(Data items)
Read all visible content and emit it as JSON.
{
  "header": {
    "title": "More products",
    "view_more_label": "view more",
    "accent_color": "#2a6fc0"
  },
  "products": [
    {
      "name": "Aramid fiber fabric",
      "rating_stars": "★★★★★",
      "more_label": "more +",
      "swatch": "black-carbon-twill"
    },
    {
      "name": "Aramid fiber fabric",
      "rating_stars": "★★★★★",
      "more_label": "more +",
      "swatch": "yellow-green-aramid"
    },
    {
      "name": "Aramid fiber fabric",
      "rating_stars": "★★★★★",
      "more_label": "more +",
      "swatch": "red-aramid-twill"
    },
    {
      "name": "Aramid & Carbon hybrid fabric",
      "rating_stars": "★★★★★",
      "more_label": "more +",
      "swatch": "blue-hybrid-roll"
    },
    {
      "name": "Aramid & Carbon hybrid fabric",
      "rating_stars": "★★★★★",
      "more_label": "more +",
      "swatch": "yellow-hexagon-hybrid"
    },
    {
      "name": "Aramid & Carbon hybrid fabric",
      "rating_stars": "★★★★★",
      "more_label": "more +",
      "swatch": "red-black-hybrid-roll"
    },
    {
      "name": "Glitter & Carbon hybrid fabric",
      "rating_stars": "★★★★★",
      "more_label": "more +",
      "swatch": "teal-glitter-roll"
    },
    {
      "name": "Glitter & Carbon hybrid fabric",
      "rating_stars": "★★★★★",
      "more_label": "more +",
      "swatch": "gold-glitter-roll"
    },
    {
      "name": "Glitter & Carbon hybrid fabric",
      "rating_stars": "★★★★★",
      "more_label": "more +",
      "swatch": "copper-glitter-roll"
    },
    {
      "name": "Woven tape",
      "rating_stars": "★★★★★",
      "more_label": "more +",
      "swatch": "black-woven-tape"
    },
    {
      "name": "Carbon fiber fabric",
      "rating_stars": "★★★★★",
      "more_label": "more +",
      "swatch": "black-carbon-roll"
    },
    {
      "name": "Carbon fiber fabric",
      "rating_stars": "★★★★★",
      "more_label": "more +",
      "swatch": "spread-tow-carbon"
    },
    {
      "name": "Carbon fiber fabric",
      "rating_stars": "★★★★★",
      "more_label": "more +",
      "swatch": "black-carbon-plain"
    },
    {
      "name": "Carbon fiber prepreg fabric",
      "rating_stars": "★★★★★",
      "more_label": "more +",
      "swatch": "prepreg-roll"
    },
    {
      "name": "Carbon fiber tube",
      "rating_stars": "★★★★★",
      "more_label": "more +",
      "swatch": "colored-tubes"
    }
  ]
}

Direction => Set down every record above exactly as given.

Solution to this task =>
Read all visible content and emit it as JSON.
{
  "header": {
    "title": "More products",
    "view_more_label": "view more",
    "accent_color": "#2a6fc0"
  },
  "products": [
    {
      "name": "Aramid fiber fabric",
      "rating_stars": "★★★★★",
      "more_label": "more +",
      "swatch": "black-carbon-twill"
    },
    {
      "name": "Aramid fiber fabric",
      "rating_stars": "★★★★★",
      "more_label": "more +",
      "swatch": "yellow-green-aramid"
    },
    {
      "name": "Aramid fiber fabric",
      "rating_stars": "★★★★★",
      "more_label": "more +",
      "swatch": "red-aramid-twill"
    },
    {
      "name": "Aramid & Carbon hybrid fabric",
      "rating_stars": "★★★★★",
      "more_label": "more +",
      "swatch": "blue-hybrid-roll"
    },
    {
      "name": "Aramid & Carbon hybrid fabric",
      "rating_stars": "★★★★★",
      "more_label": "more +",
      "swatch": "yellow-hexagon-hybrid"
    },
    {
      "name": "Aramid & Carbon hybrid fabric",
      "rating_stars": "★★★★★",
      "more_label": "more +",
      "swatch": "red-black-hybrid-roll"
    },
    {
      "name": "Glitter & Carbon hybrid fabric",
      "rating_stars": "★★★★★",
      "more_label": "more +",
      "swatch": "teal-glitter-roll"
    },
    {
      "name": "Glitter & Carbon hybrid fabric",
      "rating_stars": "★★★★★",
      "more_label": "more +",
      "swatch": "gold-glitter-roll"
    },
    {
      "name": "Glitter & Carbon hybrid fabric",
      "rating_stars": "★★★★★",
      "more_label": "more +",
      "swatch": "copper-glitter-roll"
    },
    {
      "name": "Woven tape",
      "rating_stars": "★★★★★",
      "more_label": "more +",
      "swatch": "black-woven-tape"
    },
    {
      "name": "Carbon fiber fabric",
      "rating_stars": "★★★★★",
      "more_label": "more +",
      "swatch": "black-carbon-roll"
    },
    {
      "name": "Carbon fiber fabric",
      "rating_stars": "★★★★★",
      "more_label": "more +",
      "swatch": "spread-tow-carbon"
    },
    {
      "name": "Carbon fiber fabric",
      "rating_stars": "★★★★★",
      "more_label": "more +",
      "swatch": "black-carbon-plain"
    },
    {
      "name": "Carbon fiber prepreg fabric",
      "rating_stars": "★★★★★",
      "more_label": "more +",
      "swatch": "prepreg-roll"
    },
    {
      "name": "Carbon fiber tube",
      "rating_stars": "★★★★★",
      "more_label": "more +",
      "swatch": "colored-tubes"
    }
  ]
}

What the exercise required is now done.